*Aim of the task*. Copy every line of the data that contains the string "text".

*Data extracted from a collection*.
========================
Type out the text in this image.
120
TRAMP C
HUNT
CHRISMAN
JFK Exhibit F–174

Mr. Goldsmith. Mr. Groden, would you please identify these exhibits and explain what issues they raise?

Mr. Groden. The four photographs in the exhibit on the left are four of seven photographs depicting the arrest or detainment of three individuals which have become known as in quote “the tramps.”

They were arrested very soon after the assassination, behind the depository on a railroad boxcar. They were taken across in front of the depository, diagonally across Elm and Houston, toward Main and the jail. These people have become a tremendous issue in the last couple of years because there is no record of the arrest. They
========================
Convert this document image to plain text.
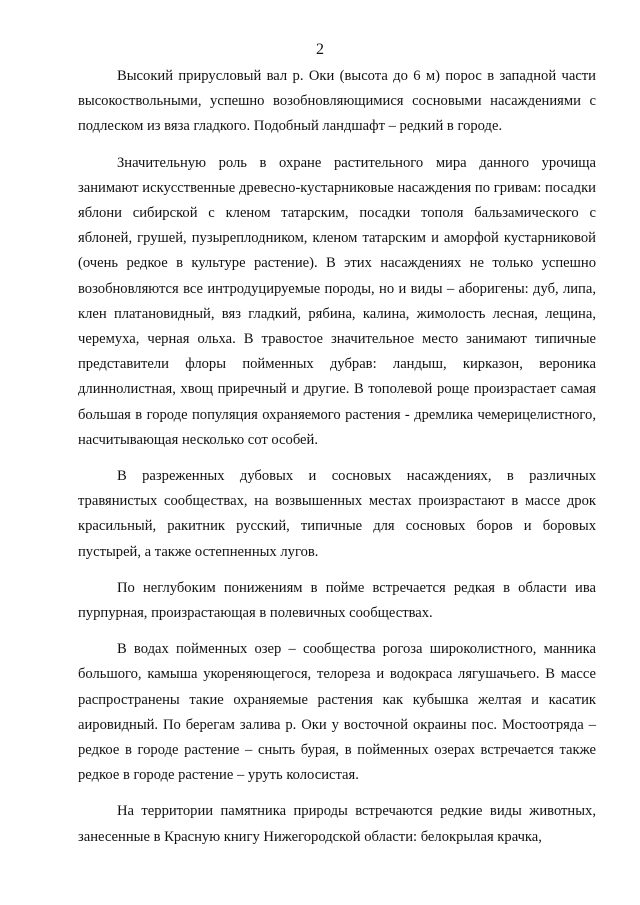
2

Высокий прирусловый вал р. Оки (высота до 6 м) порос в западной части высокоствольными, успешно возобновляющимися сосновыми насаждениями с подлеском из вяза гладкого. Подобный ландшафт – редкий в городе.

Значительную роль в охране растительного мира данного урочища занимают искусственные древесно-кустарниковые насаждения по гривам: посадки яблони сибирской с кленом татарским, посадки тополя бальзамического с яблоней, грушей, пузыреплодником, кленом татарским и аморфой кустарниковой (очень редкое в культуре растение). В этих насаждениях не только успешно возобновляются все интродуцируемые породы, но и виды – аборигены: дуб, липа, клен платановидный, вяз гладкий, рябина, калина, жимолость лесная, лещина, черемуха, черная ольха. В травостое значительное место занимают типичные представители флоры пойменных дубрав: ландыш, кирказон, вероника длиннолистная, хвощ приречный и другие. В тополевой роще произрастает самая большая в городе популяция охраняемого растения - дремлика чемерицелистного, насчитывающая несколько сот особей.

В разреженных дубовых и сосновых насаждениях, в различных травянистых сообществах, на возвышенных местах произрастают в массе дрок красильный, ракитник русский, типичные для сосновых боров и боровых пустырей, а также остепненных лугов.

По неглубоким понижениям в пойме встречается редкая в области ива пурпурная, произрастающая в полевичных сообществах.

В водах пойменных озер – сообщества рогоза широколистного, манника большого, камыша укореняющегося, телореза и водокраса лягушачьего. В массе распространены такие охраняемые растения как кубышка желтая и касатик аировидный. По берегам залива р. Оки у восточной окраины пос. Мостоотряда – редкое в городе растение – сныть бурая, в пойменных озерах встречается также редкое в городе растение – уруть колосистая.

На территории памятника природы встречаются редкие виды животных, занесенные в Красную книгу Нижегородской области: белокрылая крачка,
========================
*Exercise answer*.
Type out the text in this image.
Convert this document image to plain text.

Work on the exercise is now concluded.